Aim: Copy each line holding the string "加之正常细胞营养获取能力弱".

— Start Task inputs —

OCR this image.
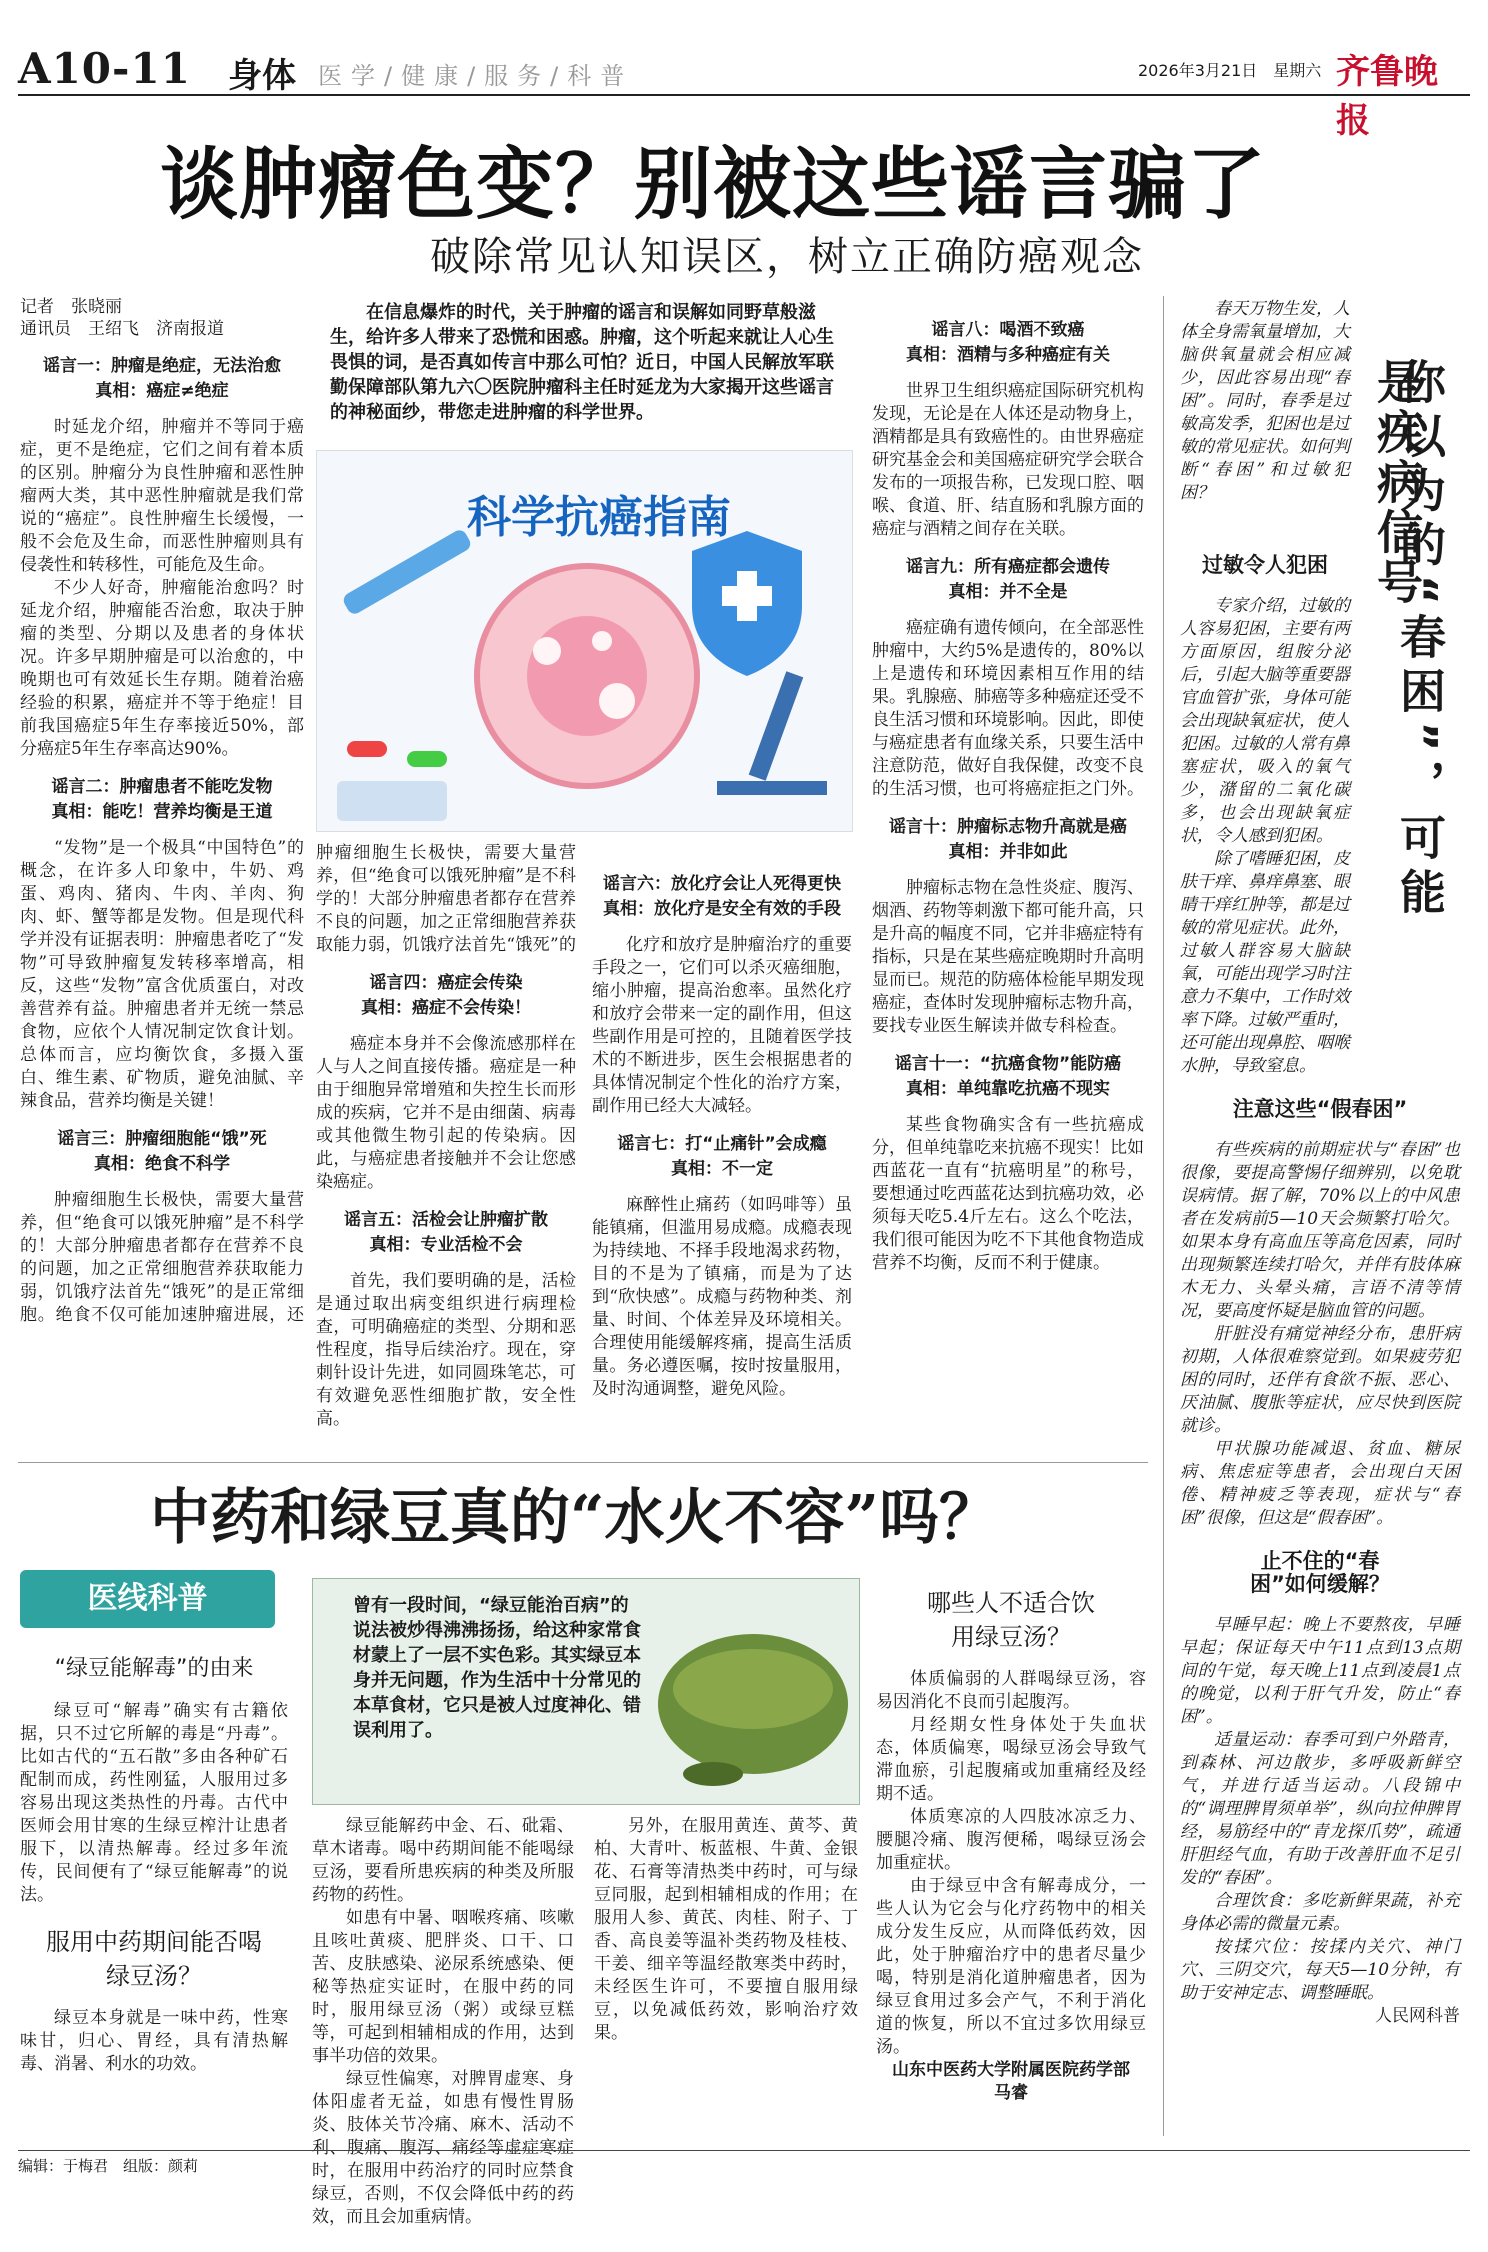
A10-11 身体 医学/健康/服务/科普	2026年3月21日　 星期六 齐鲁晚报
谈肿瘤色变？别被这些谣言骗了
破除常见认知误区，树立正确防癌观念
记者　张晓丽
通讯员　王绍飞　济南报道
谣言一：肿瘤是绝症，无法治愈
真相：癌症≠绝症

时延龙介绍，肿瘤并不等同于癌症，更不是绝症，它们之间有着本质的区别。肿瘤分为良性肿瘤和恶性肿瘤两大类，其中恶性肿瘤就是我们常说的“癌症”。良性肿瘤生长缓慢，一般不会危及生命，而恶性肿瘤则具有侵袭性和转移性，可能危及生命。

不少人好奇，肿瘤能治愈吗？时延龙介绍，肿瘤能否治愈，取决于肿瘤的类型、分期以及患者的身体状况。许多早期肿瘤是可以治愈的，中晚期也可有效延长生存期。随着治癌经验的积累，癌症并不等于绝症！目前我国癌症5年生存率接近50%，部分癌症5年生存率高达90%。

谣言二：肿瘤患者不能吃发物
真相：能吃！营养均衡是王道

“发物”是一个极具“中国特色”的概念，在许多人印象中，牛奶、鸡蛋、鸡肉、猪肉、牛肉、羊肉、狗肉、虾、蟹等都是发物。但是现代科学并没有证据表明：肿瘤患者吃了“发物”可导致肿瘤复发转移率增高，相反，这些“发物”富含优质蛋白，对改善营养有益。肿瘤患者并无统一禁忌食物，应依个人情况制定饮食计划。总体而言，应均衡饮食，多摄入蛋白、维生素、矿物质，避免油腻、辛辣食品，营养均衡是关键！

谣言三：肿瘤细胞能“饿”死
真相：绝食不科学

肿瘤细胞生长极快，需要大量营养，但“绝食可以饿死肿瘤”是不科学的！大部分肿瘤患者都存在营养不良的问题，加之正常细胞营养获取能力弱，饥饿疗法首先“饿死”的是正常细胞。绝食不仅可能加速肿瘤进展，还

在信息爆炸的时代，关于肿瘤的谣言和误解如同野草般滋生，给许多人带来了恐慌和困惑。肿瘤，这个听起来就让人心生畏惧的词，是否真如传言中那么可怕？近日，中国人民解放军联勤保障部队第九六〇医院肿瘤科主任时延龙为大家揭开这些谣言的神秘面纱，带您走进肿瘤的科学世界。
科学抗癌指南

肿瘤细胞生长极快，需要大量营养，但“绝食可以饿死肿瘤”是不科学的！大部分肿瘤患者都存在营养不良的问题，加之正常细胞营养获取能力弱，饥饿疗法首先“饿死”的

谣言四：癌症会传染
真相：癌症不会传染！

癌症本身并不会像流感那样在人与人之间直接传播。癌症是一种由于细胞异常增殖和失控生长而形成的疾病，它并不是由细菌、病毒或其他微生物引起的传染病。因此，与癌症患者接触并不会让您感染癌症。

谣言五：活检会让肿瘤扩散
真相：专业活检不会

首先，我们要明确的是，活检是通过取出病变组织进行病理检查，可明确癌症的类型、分期和恶性程度，指导后续治疗。现在，穿刺针设计先进，如同圆珠笔芯，可有效避免恶性细胞扩散，安全性高。

谣言六：放化疗会让人死得更快
真相：放化疗是安全有效的手段

化疗和放疗是肿瘤治疗的重要手段之一，它们可以杀灭癌细胞，缩小肿瘤，提高治愈率。虽然化疗和放疗会带来一定的副作用，但这些副作用是可控的，且随着医学技术的不断进步，医生会根据患者的具体情况制定个性化的治疗方案，副作用已经大大减轻。

谣言七：打“止痛针”会成瘾
真相：不一定

麻醉性止痛药（如吗啡等）虽能镇痛，但滥用易成瘾。成瘾表现为持续地、不择手段地渴求药物，目的不是为了镇痛，而是为了达到“欣快感”。成瘾与药物种类、剂量、时间、个体差异及环境相关。合理使用能缓解疼痛，提高生活质量。务必遵医嘱，按时按量服用，及时沟通调整，避免风险。

谣言八：喝酒不致癌
真相：酒精与多种癌症有关

世界卫生组织癌症国际研究机构发现，无论是在人体还是动物身上，酒精都是具有致癌性的。由世界癌症研究基金会和美国癌症研究学会联合发布的一项报告称，已发现口腔、咽喉、食道、肝、结直肠和乳腺方面的癌症与酒精之间存在关联。

谣言九：所有癌症都会遗传
真相：并不全是

癌症确有遗传倾向，在全部恶性肿瘤中，大约5%是遗传的，80%以上是遗传和环境因素相互作用的结果。乳腺癌、肺癌等多种癌症还受不良生活习惯和环境影响。因此，即使与癌症患者有血缘关系，只要生活中注意防范，做好自我保健，改变不良的生活习惯，也可将癌症拒之门外。

谣言十：肿瘤标志物升高就是癌
真相：并非如此

肿瘤标志物在急性炎症、腹泻、烟酒、药物等刺激下都可能升高，只是升高的幅度不同，它并非癌症特有指标，只是在某些癌症晚期时升高明显而已。规范的防癌体检能早期发现癌症，查体时发现肿瘤标志物升高，要找专业医生解读并做专科检查。

谣言十一：“抗癌食物”能防癌
真相：单纯靠吃抗癌不现实

某些食物确实含有一些抗癌成分，但单纯靠吃来抗癌不现实！比如西蓝花一直有“抗癌明星”的称号，要想通过吃西蓝花达到抗癌功效，必须每天吃5.4斤左右。这么个吃法，我们很可能因为吃不下其他食物造成营养不均衡，反而不利于健康。

春天万物生发，人体全身需氧量增加，大脑供氧量就会相应减少，因此容易出现“春困”。同时，春季是过敏高发季，犯困也是过敏的常见症状。如何判断“春困”和过敏犯困？	你以为的“春困”，可能是疾病信号
过敏令人犯困

专家介绍，过敏的人容易犯困，主要有两方面原因，组胺分泌后，引起大脑等重要器官血管扩张，身体可能会出现缺氧症状，使人犯困。过敏的人常有鼻塞症状，吸入的氧气少，潴留的二氧化碳多，也会出现缺氧症状，令人感到犯困。

除了嗜睡犯困，皮肤干痒、鼻痒鼻塞、眼睛干痒红肿等，都是过敏的常见症状。此外，过敏人群容易大脑缺氧，可能出现学习时注意力不集中，工作时效率下降。过敏严重时，还可能出现鼻腔、咽喉水肿，导致窒息。

注意这些“假春困”

有些疾病的前期症状与“春困”也很像，要提高警惕仔细辨别，以免耽误病情。据了解，70%以上的中风患者在发病前5—10天会频繁打哈欠。如果本身有高血压等高危因素，同时出现频繁连续打哈欠，并伴有肢体麻木无力、头晕头痛，言语不清等情况，要高度怀疑是脑血管的问题。

肝脏没有痛觉神经分布，患肝病初期，人体很难察觉到。如果疲劳犯困的同时，还伴有食欲不振、恶心、厌油腻、腹胀等症状，应尽快到医院就诊。

甲状腺功能减退、贫血、糖尿病、焦虑症等患者，会出现白天困倦、精神疲乏等表现，症状与“春困”很像，但这是“假春困”。

止不住的“春困”如何缓解？

早睡早起：晚上不要熬夜，早睡早起；保证每天中午11点到13点期间的午觉，每天晚上11点到凌晨1点的晚觉，以利于肝气升发，防止“春困”。

适量运动：春季可到户外踏青，到森林、河边散步，多呼吸新鲜空气，并进行适当运动。八段锦中的“调理脾胃须单举”，纵向拉伸脾胃经，易筋经中的“青龙探爪势”，疏通肝胆经气血，有助于改善肝血不足引发的“春困”。

合理饮食：多吃新鲜果蔬，补充身体必需的微量元素。

按揉穴位：按揉内关穴、神门穴、三阴交穴，每天5—10分钟，有助于安神定志、调整睡眠。

人民网科普
中药和绿豆真的“水火不容”吗？
医线科普
“绿豆能解毒”的由来

绿豆可“解毒”确实有古籍依据，只不过它所解的毒是“丹毒”。比如古代的“五石散”多由各种矿石配制而成，药性刚猛，人服用过多容易出现这类热性的丹毒。古代中医师会用甘寒的生绿豆榨汁让患者服下，以清热解毒。经过多年流传，民间便有了“绿豆能解毒”的说法。

服用中药期间能否喝绿豆汤？

绿豆本身就是一味中药，性寒味甘，归心、胃经，具有清热解毒、消暑、利水的功效。

曾有一段时间，“绿豆能治百病”的说法被炒得沸沸扬扬，给这种家常食材蒙上了一层不实色彩。其实绿豆本身并无问题，作为生活中十分常见的本草食材，它只是被人过度神化、错误利用了。

绿豆能解药中金、石、砒霜、草木诸毒。喝中药期间能不能喝绿豆汤，要看所患疾病的种类及所服药物的药性。

如患有中暑、咽喉疼痛、咳嗽且咳吐黄痰、肥胖炎、口干、口苦、皮肤感染、泌尿系统感染、便秘等热症实证时，在服中药的同时，服用绿豆汤（粥）或绿豆糕等，可起到相辅相成的作用，达到事半功倍的效果。

绿豆性偏寒，对脾胃虚寒、身体阳虚者无益，如患有慢性胃肠炎、肢体关节冷痛、麻木、活动不利、腹痛、腹泻、痛经等虚症寒症时，在服用中药治疗的同时应禁食绿豆，否则，不仅会降低中药的药效，而且会加重病情。

另外，在服用黄连、黄芩、黄柏、大青叶、板蓝根、牛黄、金银花、石膏等清热类中药时，可与绿豆同服，起到相辅相成的作用；在服用人参、黄芪、肉桂、附子、丁香、高良姜等温补类药物及桂枝、干姜、细辛等温经散寒类中药时，未经医生许可，不要擅自服用绿豆，以免减低药效，影响治疗效果。

哪些人不适合饮用绿豆汤？

体质偏弱的人群喝绿豆汤，容易因消化不良而引起腹泻。

月经期女性身体处于失血状态，体质偏寒，喝绿豆汤会导致气滞血瘀，引起腹痛或加重痛经及经期不适。

体质寒凉的人四肢冰凉乏力、腰腿冷痛、腹泻便稀，喝绿豆汤会加重症状。

由于绿豆中含有解毒成分，一些人认为它会与化疗药物中的相关成分发生反应，从而降低药效，因此，处于肿瘤治疗中的患者尽量少喝，特别是消化道肿瘤患者，因为绿豆食用过多会产气，不利于消化道的恢复，所以不宜过多饮用绿豆汤。

山东中医药大学附属医院药学部　马睿
编辑：于梅君　组版：颜莉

— End Task inputs —

Response:
肿瘤细胞生长极快，需要大量营养，但“绝食可以饿死肿瘤”是不科学的！大部分肿瘤患者都存在营养不良的问题，加之正常细胞营养获取能力弱，饥饿疗法首先“饿死”的是正常细胞。绝食不仅可能加速肿瘤进展，还
肿瘤细胞生长极快，需要大量营养，但“绝食可以饿死肿瘤”是不科学的！大部分肿瘤患者都存在营养不良的问题，加之正常细胞营养获取能力弱，饥饿疗法首先“饿死”的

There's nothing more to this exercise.